Print out every record exactly as it appears.
· · · · · · ·
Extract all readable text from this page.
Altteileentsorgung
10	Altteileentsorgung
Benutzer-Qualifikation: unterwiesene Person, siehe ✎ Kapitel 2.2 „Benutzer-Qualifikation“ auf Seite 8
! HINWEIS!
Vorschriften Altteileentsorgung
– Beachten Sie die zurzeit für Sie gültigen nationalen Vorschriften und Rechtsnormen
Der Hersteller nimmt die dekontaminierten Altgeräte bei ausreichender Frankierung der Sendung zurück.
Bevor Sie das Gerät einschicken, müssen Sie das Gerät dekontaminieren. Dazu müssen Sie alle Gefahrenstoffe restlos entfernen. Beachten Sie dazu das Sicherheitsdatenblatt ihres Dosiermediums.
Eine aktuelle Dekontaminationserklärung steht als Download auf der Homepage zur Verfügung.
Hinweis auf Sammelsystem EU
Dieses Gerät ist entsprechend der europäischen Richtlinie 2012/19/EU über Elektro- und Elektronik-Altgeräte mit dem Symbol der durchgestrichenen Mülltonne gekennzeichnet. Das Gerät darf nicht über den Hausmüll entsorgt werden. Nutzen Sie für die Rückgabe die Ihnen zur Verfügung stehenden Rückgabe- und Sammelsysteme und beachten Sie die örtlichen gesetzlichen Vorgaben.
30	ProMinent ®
· · · · · · ·
■ **WORKED ANSWER**
Extract all readable text from this page.
Altteileentsorgung
10	Altteileentsorgung
Benutzer-Qualifikation: unterwiesene Person, siehe ✎ Kapitel 2.2 „Benutzer-Qualifikation“ auf Seite 8
! HINWEIS!
Vorschriften Altteileentsorgung
– Beachten Sie die zurzeit für Sie gültigen nationalen Vorschriften und Rechtsnormen
Der Hersteller nimmt die dekontaminierten Altgeräte bei ausreichender Frankierung der Sendung zurück.
Bevor Sie das Gerät einschicken, müssen Sie das Gerät dekontaminieren. Dazu müssen Sie alle Gefahrenstoffe restlos entfernen. Beachten Sie dazu das Sicherheitsdatenblatt ihres Dosiermediums.
Eine aktuelle Dekontaminationserklärung steht als Download auf der Homepage zur Verfügung.
Hinweis auf Sammelsystem EU
Dieses Gerät ist entsprechend der europäischen Richtlinie 2012/19/EU über Elektro- und Elektronik-Altgeräte mit dem Symbol der durchgestrichenen Mülltonne gekennzeichnet. Das Gerät darf nicht über den Hausmüll entsorgt werden. Nutzen Sie für die Rückgabe die Ihnen zur Verfügung stehenden Rückgabe- und Sammelsysteme und beachten Sie die örtlichen gesetzlichen Vorgaben.
30	ProMinent ®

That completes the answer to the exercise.